** JOB **
Sift the listing for lines that hold the string "fremde" and pull them out.

** DATASET RECORDS **

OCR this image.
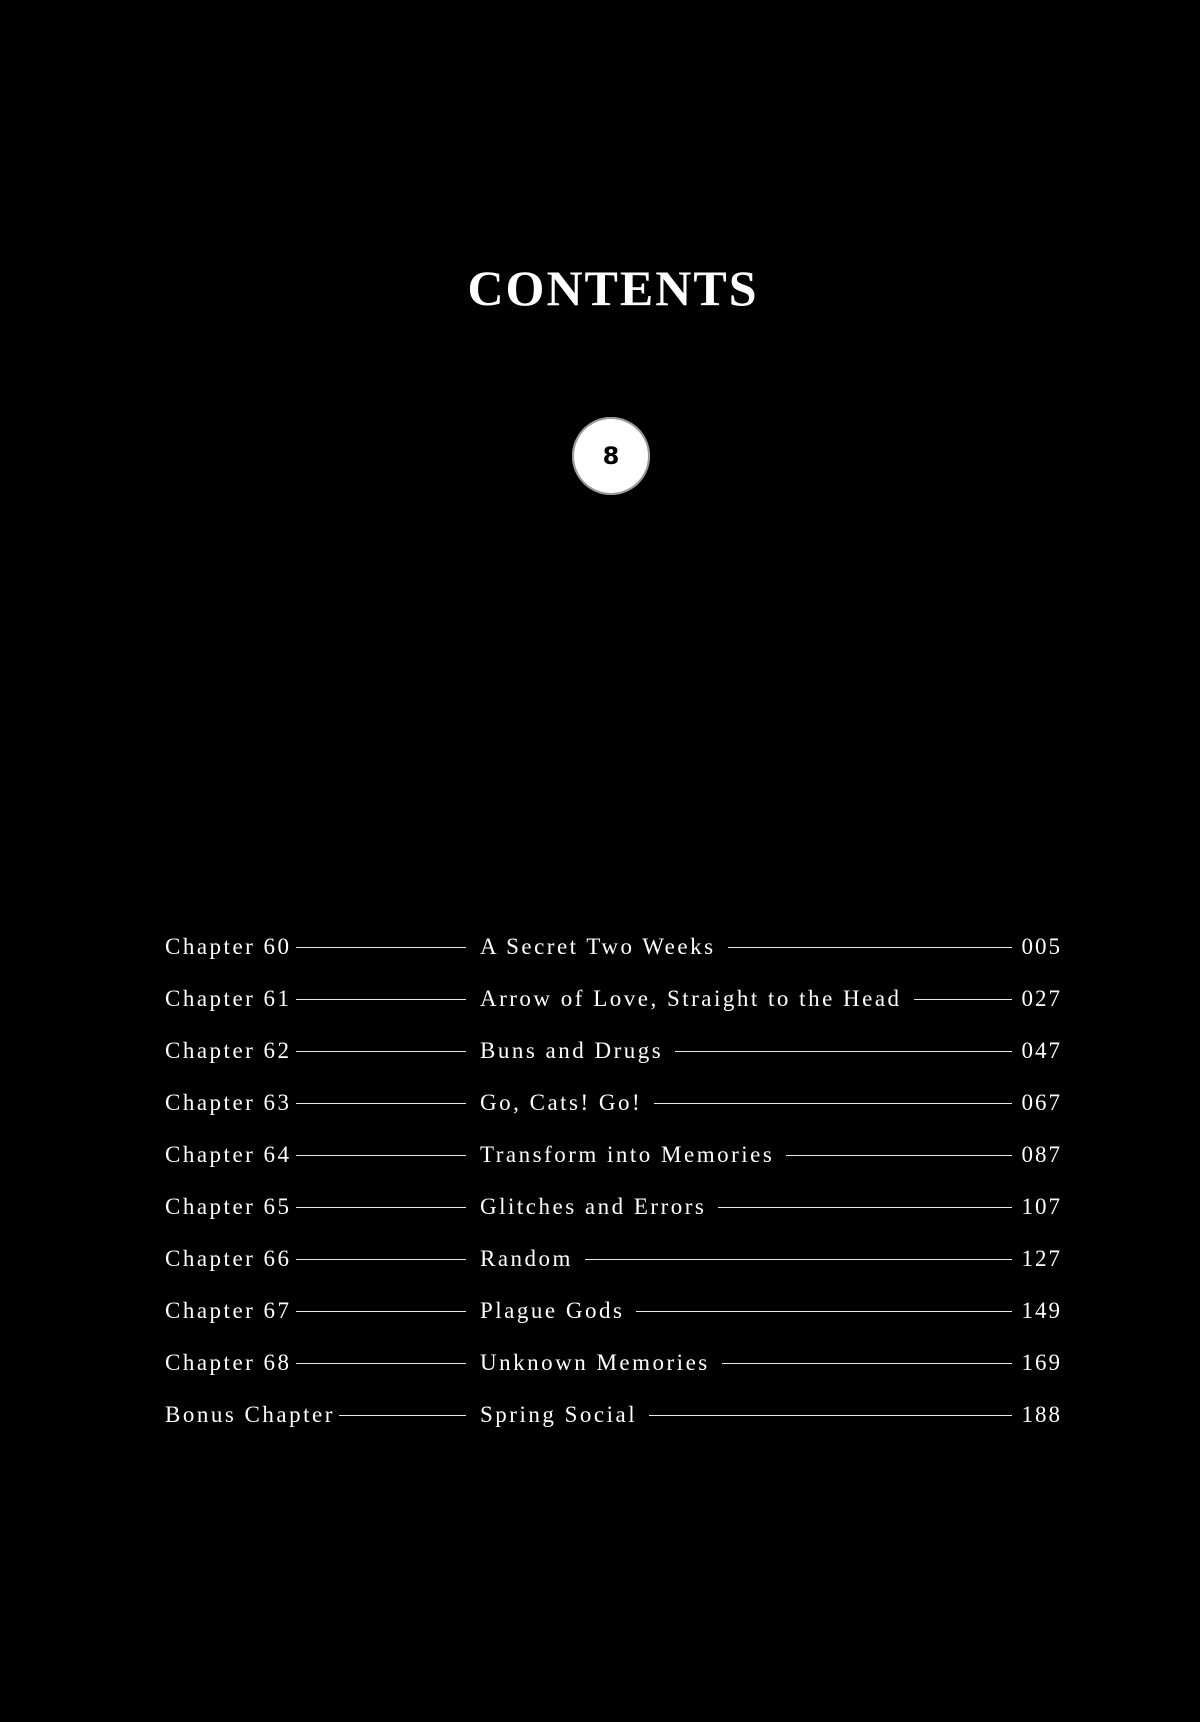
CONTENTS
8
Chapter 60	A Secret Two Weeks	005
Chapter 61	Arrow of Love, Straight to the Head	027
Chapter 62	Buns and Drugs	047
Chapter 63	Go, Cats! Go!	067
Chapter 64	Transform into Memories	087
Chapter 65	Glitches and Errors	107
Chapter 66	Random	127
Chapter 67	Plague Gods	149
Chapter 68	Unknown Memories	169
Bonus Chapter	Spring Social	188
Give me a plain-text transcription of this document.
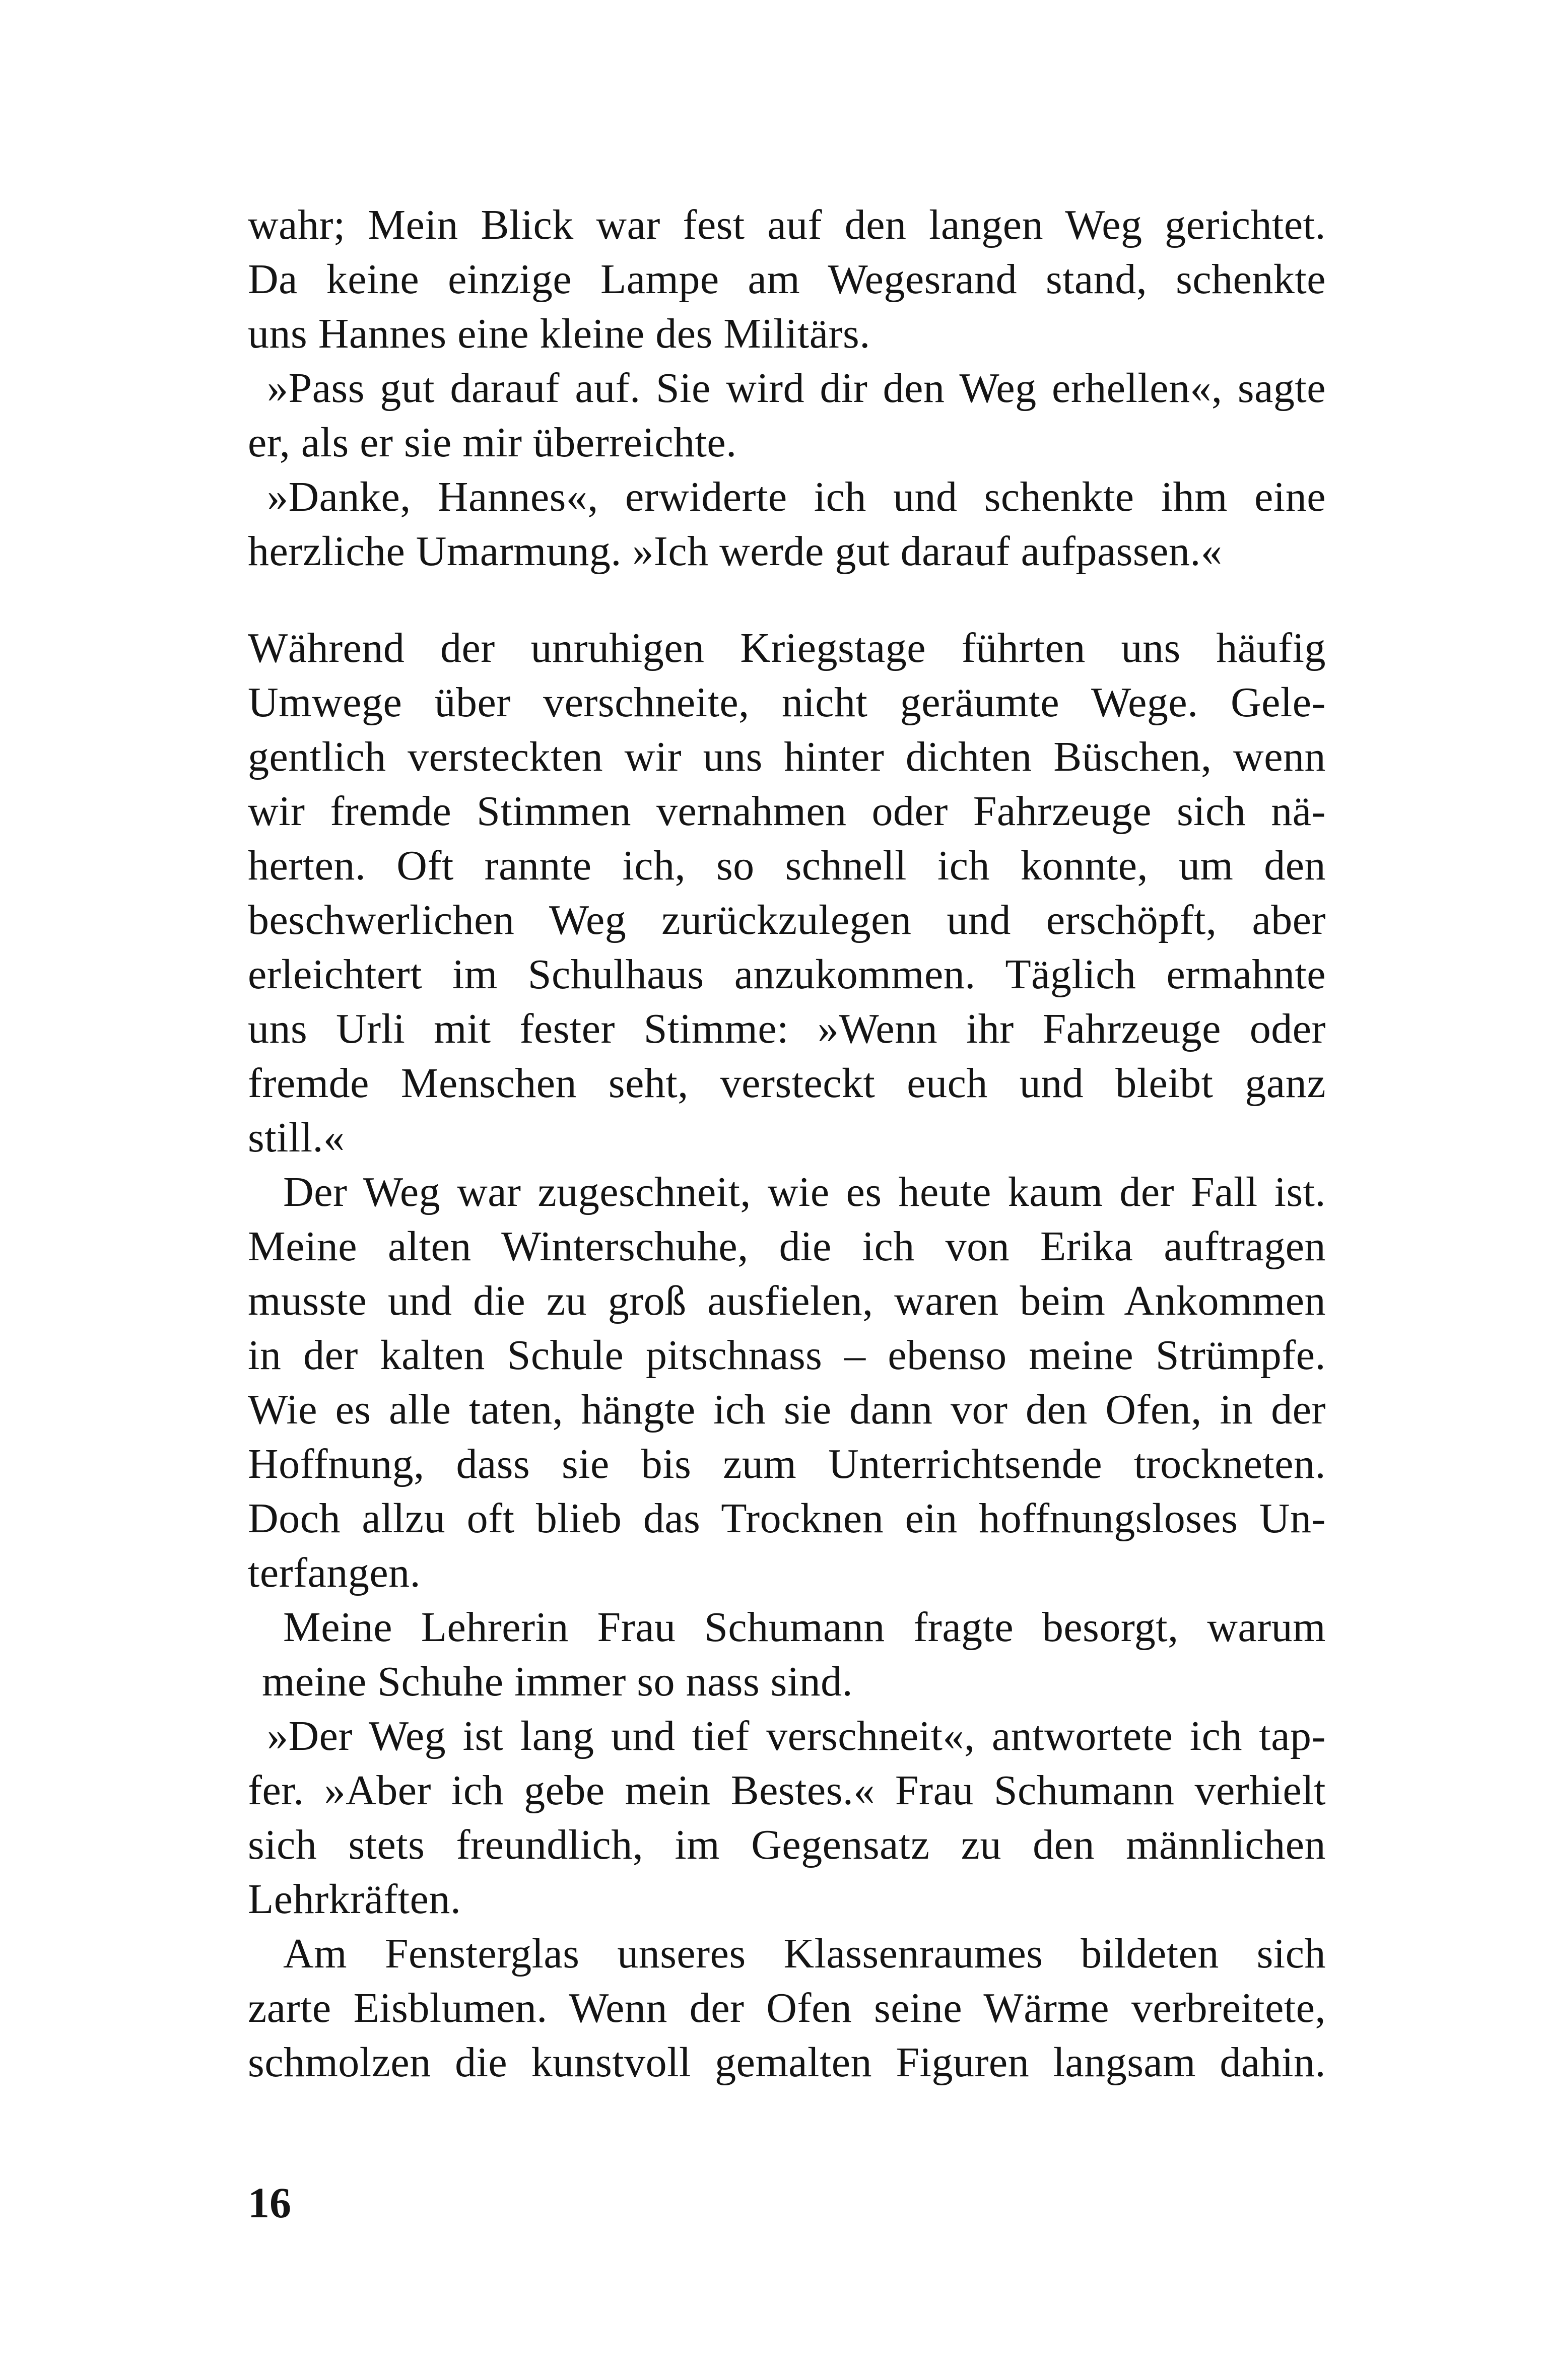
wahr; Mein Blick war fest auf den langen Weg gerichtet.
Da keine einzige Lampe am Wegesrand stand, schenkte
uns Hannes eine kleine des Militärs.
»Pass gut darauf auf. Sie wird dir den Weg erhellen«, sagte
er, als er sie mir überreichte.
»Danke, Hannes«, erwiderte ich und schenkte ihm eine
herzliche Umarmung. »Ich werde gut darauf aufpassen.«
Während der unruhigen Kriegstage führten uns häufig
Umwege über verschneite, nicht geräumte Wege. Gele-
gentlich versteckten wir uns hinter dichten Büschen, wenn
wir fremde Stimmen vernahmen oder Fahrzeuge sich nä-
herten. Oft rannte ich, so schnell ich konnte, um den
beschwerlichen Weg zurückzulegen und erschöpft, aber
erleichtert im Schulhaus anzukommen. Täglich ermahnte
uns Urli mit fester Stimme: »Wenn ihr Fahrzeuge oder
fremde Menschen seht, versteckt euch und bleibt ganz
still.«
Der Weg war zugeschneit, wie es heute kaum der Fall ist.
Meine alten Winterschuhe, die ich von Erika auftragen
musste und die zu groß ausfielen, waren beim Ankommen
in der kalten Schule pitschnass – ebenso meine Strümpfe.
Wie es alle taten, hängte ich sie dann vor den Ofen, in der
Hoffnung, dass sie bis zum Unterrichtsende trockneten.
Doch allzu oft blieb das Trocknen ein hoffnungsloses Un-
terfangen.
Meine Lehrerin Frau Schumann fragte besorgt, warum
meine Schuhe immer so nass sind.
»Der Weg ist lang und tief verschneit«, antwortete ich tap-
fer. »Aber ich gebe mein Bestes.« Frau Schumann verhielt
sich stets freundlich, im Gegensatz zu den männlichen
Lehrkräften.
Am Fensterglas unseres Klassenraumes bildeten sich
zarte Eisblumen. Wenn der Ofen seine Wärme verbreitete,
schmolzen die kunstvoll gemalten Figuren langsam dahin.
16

** RESULT **
wir fremde Stimmen vernahmen oder Fahrzeuge sich nä-
fremde Menschen seht, versteckt euch und bleibt ganz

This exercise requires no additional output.